WORK INSTRUCTIONS
Count the lines containing "оказания" in the entries underneath, and state that count without anything else.

PROVIDED DATA
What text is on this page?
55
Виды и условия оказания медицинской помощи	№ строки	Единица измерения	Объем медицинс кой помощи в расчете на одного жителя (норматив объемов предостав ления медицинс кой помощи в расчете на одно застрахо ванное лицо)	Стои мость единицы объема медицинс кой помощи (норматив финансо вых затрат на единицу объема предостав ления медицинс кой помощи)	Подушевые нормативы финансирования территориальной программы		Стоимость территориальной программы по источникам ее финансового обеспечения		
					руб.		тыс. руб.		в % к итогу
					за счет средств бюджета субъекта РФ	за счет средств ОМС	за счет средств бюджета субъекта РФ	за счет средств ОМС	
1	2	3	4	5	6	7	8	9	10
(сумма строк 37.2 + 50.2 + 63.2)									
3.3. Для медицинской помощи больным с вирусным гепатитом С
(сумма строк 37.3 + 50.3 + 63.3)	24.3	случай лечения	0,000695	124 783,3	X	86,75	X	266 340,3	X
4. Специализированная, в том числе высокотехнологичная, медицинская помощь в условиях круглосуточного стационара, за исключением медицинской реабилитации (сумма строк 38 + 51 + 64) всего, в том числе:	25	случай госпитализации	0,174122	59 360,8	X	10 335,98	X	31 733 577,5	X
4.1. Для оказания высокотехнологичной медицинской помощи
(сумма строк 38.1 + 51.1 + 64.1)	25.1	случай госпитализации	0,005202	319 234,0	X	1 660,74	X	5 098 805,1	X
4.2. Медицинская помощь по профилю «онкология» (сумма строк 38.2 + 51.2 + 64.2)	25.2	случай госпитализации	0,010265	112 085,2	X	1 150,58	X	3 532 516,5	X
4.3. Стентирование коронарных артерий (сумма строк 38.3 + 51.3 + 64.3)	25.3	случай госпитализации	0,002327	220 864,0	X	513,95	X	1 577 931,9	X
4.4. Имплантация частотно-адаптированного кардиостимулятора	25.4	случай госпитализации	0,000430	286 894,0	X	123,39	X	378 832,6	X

FULL SOLUTION
2